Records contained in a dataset
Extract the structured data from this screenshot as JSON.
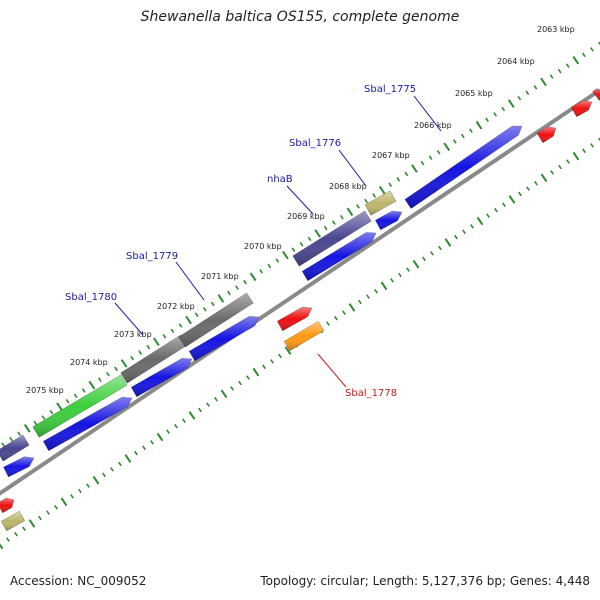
{
  "title": "Shewanella baltica OS155, complete genome",
  "footer": {
    "accession": "Accession: NC_009052",
    "summary": "Topology: circular; Length: 5,127,376 bp; Genes: 4,448"
  },
  "colors": {
    "backbone": "#8a8a8a",
    "tick_track": "#2e8b2e",
    "label_blue": "#1a1aa6",
    "label_red": "#c81a1a",
    "cds_blue": "#1414e0",
    "purple": "#4a4690",
    "gray": "#6a6a6a",
    "green": "#3ccf3c",
    "tan": "#bdb76b",
    "red": "#ee1010",
    "orange": "#ff9910"
  },
  "scale_ticks": [
    "2063 kbp",
    "2064 kbp",
    "2065 kbp",
    "2066 kbp",
    "2067 kbp",
    "2068 kbp",
    "2069 kbp",
    "2070 kbp",
    "2071 kbp",
    "2072 kbp",
    "2073 kbp",
    "2074 kbp",
    "2075 kbp"
  ],
  "gene_labels": [
    {
      "text": "Sbal_1775",
      "color": "blue"
    },
    {
      "text": "Sbal_1776",
      "color": "blue"
    },
    {
      "text": "nhaB",
      "color": "blue"
    },
    {
      "text": "Sbal_1779",
      "color": "blue"
    },
    {
      "text": "Sbal_1780",
      "color": "blue"
    },
    {
      "text": "Sbal_1778",
      "color": "red"
    }
  ]
}
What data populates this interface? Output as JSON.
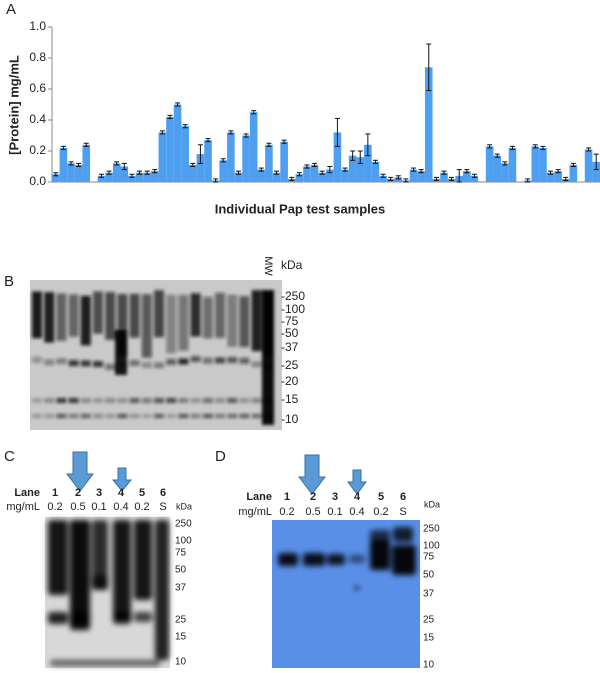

_What you have to do:_
Copy out, from the data above, every line holding the word "JSON".

_Task result:_
Extract the structured data from this screenshot as JSON.
What data populates this interface? Output as JSON.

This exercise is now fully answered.